**** Records provided
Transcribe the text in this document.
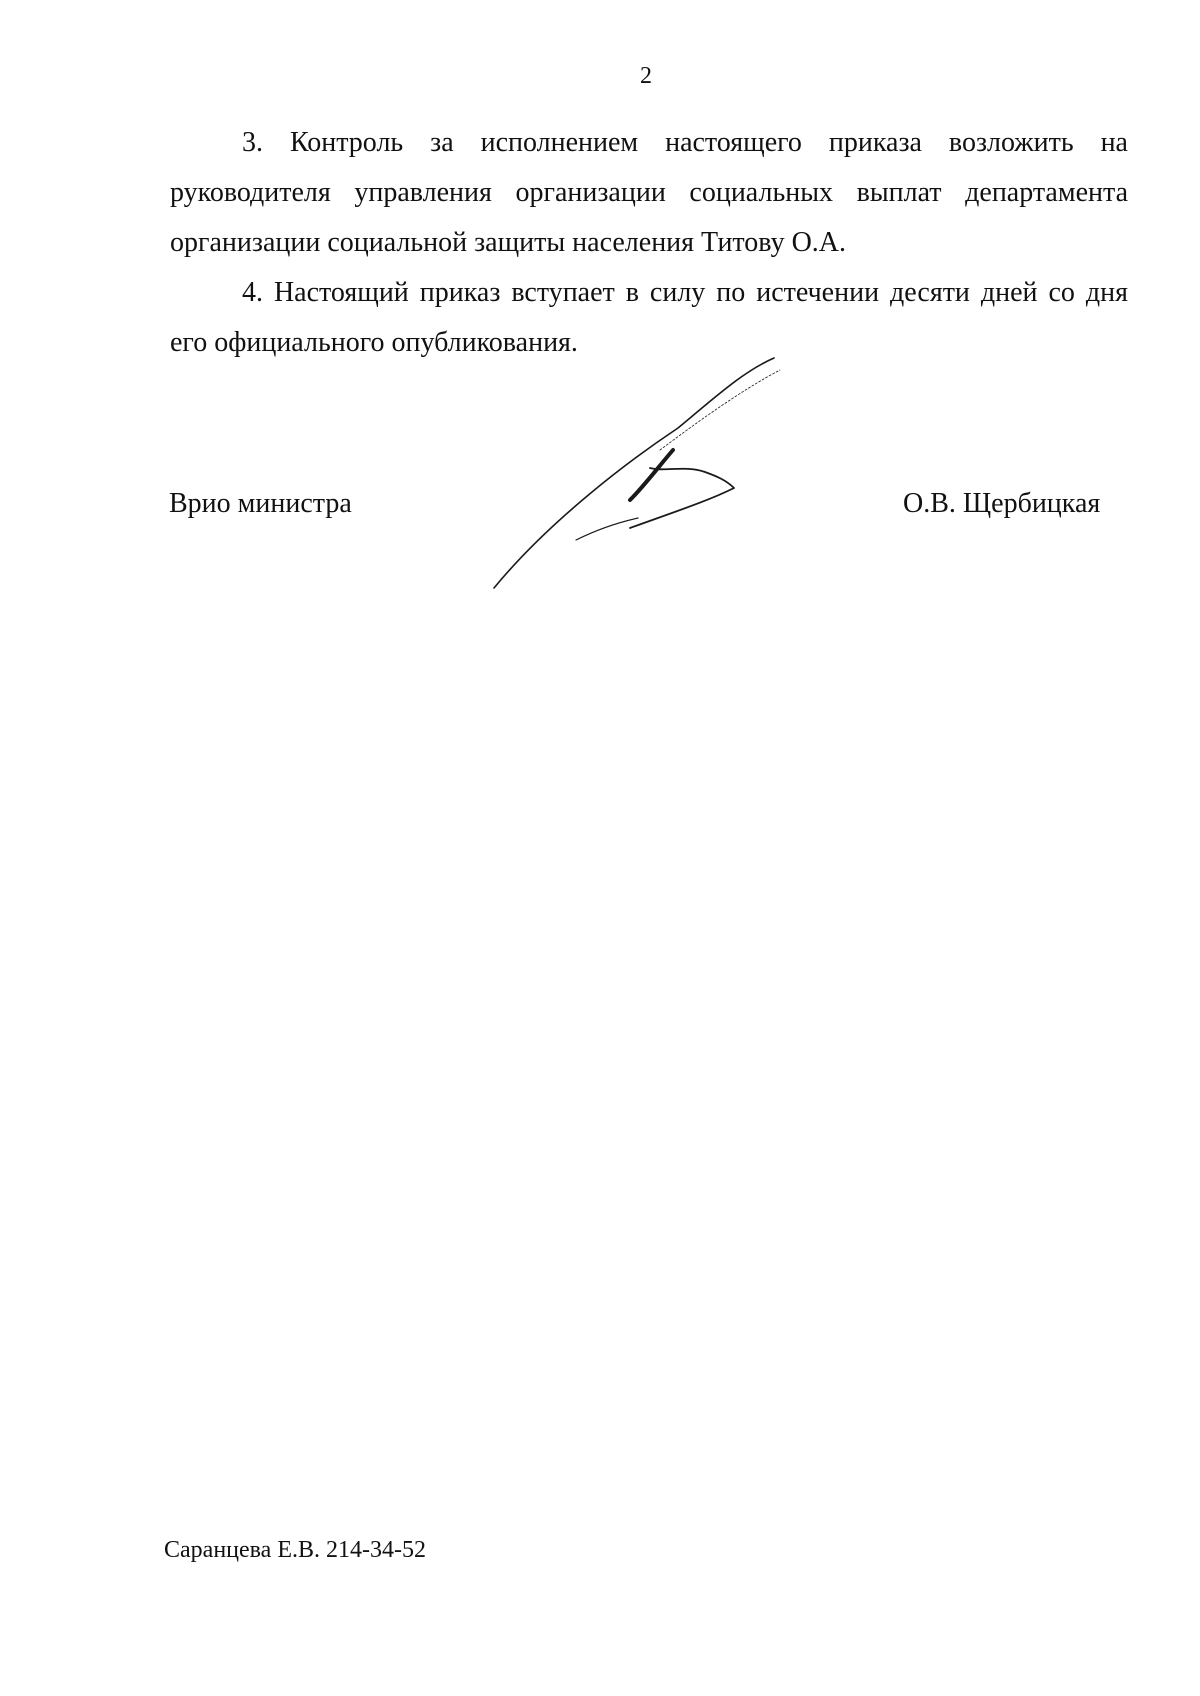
2

3. Контроль за исполнением настоящего приказа возложить на руководителя управления организации социальных выплат департамента организации социальной защиты населения Титову О.А.

4. Настоящий приказ вступает в силу по истечении десяти дней со дня его официального опубликования.

Врио министра	О.В. Щербицкая
Саранцева Е.В. 214-34-52
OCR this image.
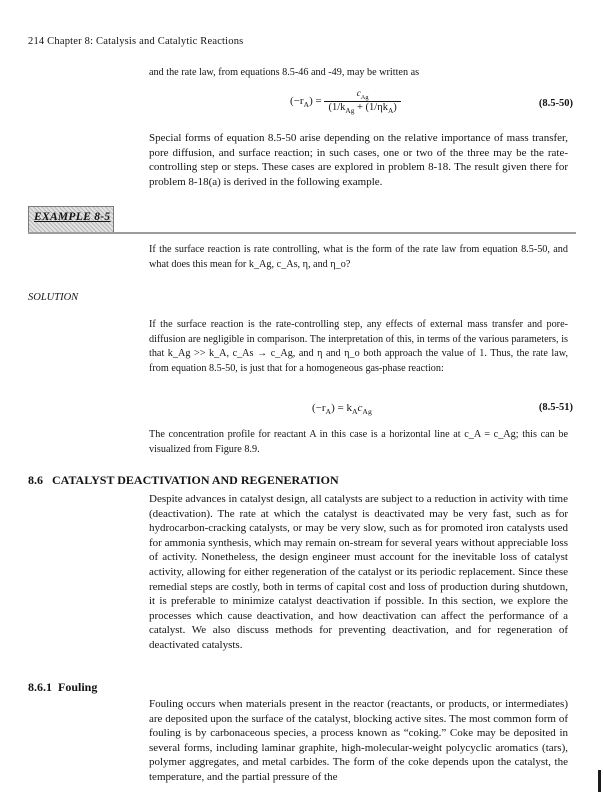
214 Chapter 8: Catalysis and Catalytic Reactions

and the rate law, from equations 8.5-46 and -49, may be written as

$(-r_A) = \frac{c_{Ag}}{(1/k_{Ag} + (1/\eta k_A)}$	(8.5-50)

Special forms of equation 8.5-50 arise depending on the relative importance of mass transfer, pore diffusion, and surface reaction; in such cases, one or two of the three may be the rate-controlling step or steps. These cases are explored in problem 8-18. The result given there for problem 8-18(a) is derived in the following example.

EXAMPLE 8-5

If the surface reaction is rate controlling, what is the form of the rate law from equation 8.5-50, and what does this mean for k_Ag, c_As, η, and η_o?

SOLUTION

If the surface reaction is the rate-controlling step, any effects of external mass transfer and pore-diffusion are negligible in comparison. The interpretation of this, in terms of the various parameters, is that k_Ag >> k_A, c_As → c_Ag, and η and η_o both approach the value of 1. Thus, the rate law, from equation 8.5-50, is just that for a homogeneous gas-phase reaction:

$(-r_A) = k_Ac_{Ag}$	(8.5-51)

The concentration profile for reactant A in this case is a horizontal line at c_A = c_Ag; this can be visualized from Figure 8.9.

8.6 CATALYST DEACTIVATION AND REGENERATION

Despite advances in catalyst design, all catalysts are subject to a reduction in activity with time (deactivation). The rate at which the catalyst is deactivated may be very fast, such as for hydrocarbon-cracking catalysts, or may be very slow, such as for promoted iron catalysts used for ammonia synthesis, which may remain on-stream for several years without appreciable loss of activity. Nonetheless, the design engineer must account for the inevitable loss of catalyst activity, allowing for either regeneration of the catalyst or its periodic replacement. Since these remedial steps are costly, both in terms of capital cost and loss of production during shutdown, it is preferable to minimize catalyst deactivation if possible. In this section, we explore the processes which cause deactivation, and how deactivation can affect the performance of a catalyst. We also discuss methods for preventing deactivation, and for regeneration of deactivated catalysts.

8.6.1 Fouling

Fouling occurs when materials present in the reactor (reactants, or products, or intermediates) are deposited upon the surface of the catalyst, blocking active sites. The most common form of fouling is by carbonaceous species, a process known as “coking.” Coke may be deposited in several forms, including laminar graphite, high-molecular-weight polycyclic aromatics (tars), polymer aggregates, and metal carbides. The form of the coke depends upon the catalyst, the temperature, and the partial pressure of the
********
__Goal of the exercise__. Find every line in the records above that contains the word "diffusion", and copy each one.

__Result for this exercise__.
Special forms of equation 8.5-50 arise depending on the relative importance of mass transfer, pore diffusion, and surface reaction; in such cases, one or two of the three may be the rate-controlling step or steps. These cases are explored in problem 8-18. The result given there for problem 8-18(a) is derived in the following example.
If the surface reaction is the rate-controlling step, any effects of external mass transfer and pore-diffusion are negligible in comparison. The interpretation of this, in terms of the various parameters, is that k_Ag >> k_A, c_As → c_Ag, and η and η_o both approach the value of 1. Thus, the rate law, from equation 8.5-50, is just that for a homogeneous gas-phase reaction:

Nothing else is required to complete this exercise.